- **Task objective**
On how many lines of the data below does the word "zwischen" appear? Reply with the number only.

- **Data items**
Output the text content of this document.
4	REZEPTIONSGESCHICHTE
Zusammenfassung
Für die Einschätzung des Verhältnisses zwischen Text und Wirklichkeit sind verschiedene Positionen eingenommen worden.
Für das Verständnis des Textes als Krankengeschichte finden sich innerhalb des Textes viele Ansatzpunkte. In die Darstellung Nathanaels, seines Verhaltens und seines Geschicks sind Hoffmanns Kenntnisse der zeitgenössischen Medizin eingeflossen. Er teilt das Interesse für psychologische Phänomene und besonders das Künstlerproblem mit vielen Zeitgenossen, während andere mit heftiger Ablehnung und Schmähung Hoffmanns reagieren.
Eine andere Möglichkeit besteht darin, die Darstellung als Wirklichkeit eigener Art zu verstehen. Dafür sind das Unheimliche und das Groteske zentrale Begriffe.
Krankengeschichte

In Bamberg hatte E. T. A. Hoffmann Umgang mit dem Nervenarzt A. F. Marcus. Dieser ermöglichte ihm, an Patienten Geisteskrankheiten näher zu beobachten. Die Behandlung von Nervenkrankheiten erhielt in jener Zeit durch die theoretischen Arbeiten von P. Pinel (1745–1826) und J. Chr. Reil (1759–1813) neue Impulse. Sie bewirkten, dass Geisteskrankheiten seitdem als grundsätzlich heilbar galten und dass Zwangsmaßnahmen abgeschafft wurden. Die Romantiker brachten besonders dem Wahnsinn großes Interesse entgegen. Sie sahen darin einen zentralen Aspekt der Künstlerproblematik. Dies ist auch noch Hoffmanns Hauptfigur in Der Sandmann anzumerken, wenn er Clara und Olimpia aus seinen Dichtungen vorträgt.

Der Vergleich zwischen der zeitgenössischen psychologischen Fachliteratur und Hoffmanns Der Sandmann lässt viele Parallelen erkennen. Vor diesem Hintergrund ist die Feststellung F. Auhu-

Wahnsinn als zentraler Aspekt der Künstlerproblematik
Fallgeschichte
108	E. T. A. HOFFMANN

- **Solved exercise**
2